:: Selected text ::
* Start *
How 'Welcome to Chechnya' used A.I. and machine learning techniques to mask the doco's subjects

“For their safety, people fleeing for their lives have been digitally disguised.”
– The opening title card to the film.

The use of machine learning, A.I. and deepfakes are gaining a whole heap of traction in VFX right now. Which is one reason the documentary film Welcome to Chechnya has also garnered attention. It used these visual effects techniques to help protect the identities of those interviewed for David France’s film about activists working to help gay men and woman fleeing from persecution from the Russian republic of Chechnya.

After initially looking to filtering and rotoscoping and animation to cover the faces of his interview subjects, France turned to visual effects supervisor Ryan Laney and his team to ‘mask’ those on camera with the identities of ‘face doubles’ (the voices were also fabricated) using various techniques, including the machine learning ones. The idea was to preserve the emotional impact of the stories of these individuals without revealing who they were.

Here’s how they pulled it off.

b&a: I’m curious what you ‘called’ your face swapping effect in the end, but first, as a filmmaker, David, how did you come to choose the kind of approach you would take to mask the identities of the people in the film?

David France: I had, of course never had a need to disguise anybody before in a documentary. And I promised everybody who I was filming that I would disguise them to the highest standard, which was that even their own mothers wouldn’t recognize them. And I was sure I could do that. And it wasn’t until it came back that I realized that I was taking on something that was going to be quite a challenge. So the first thing that we started working with and keeping in mind Ian that all of this was being done in secret because we were protecting the footage potentially from state actors. We worked only on encrypted drives. We spoke only on encrypted lines. We created an edit suite that was air gapped so that none of the computers that worked on the footage had ever been on the internet.
* End *
:: Given information ::
* Start *
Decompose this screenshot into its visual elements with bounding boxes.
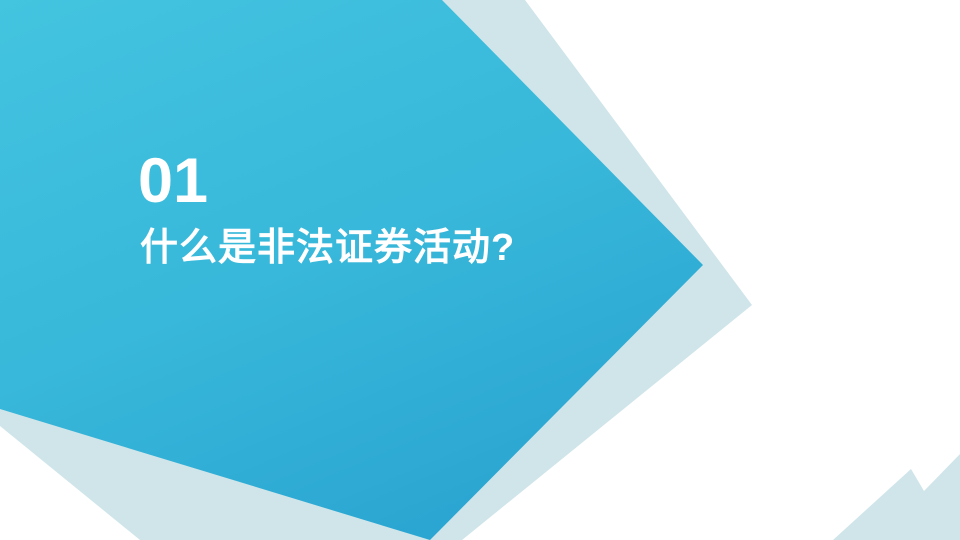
* End *
:: Objective ::
Say whether each statement agrees with the text about Welcome to Chechnya, answering yes or no and quoting the words of the text that decide it. (a) The voices of the people on camera were left unaltered. (b) David France had disguised people in documentaries before this film. (c) None of the computers used on the footage had ever been on the internet.

:: Answer to the exercise ::
(a) No: "(the voices were also fabricated)".
(b) No: "I had, of course never had a need to disguise anybody before in a documentary."
(c) Yes: "We created an edit suite that was air gapped so that none of the computers that worked on the footage had ever been on the internet."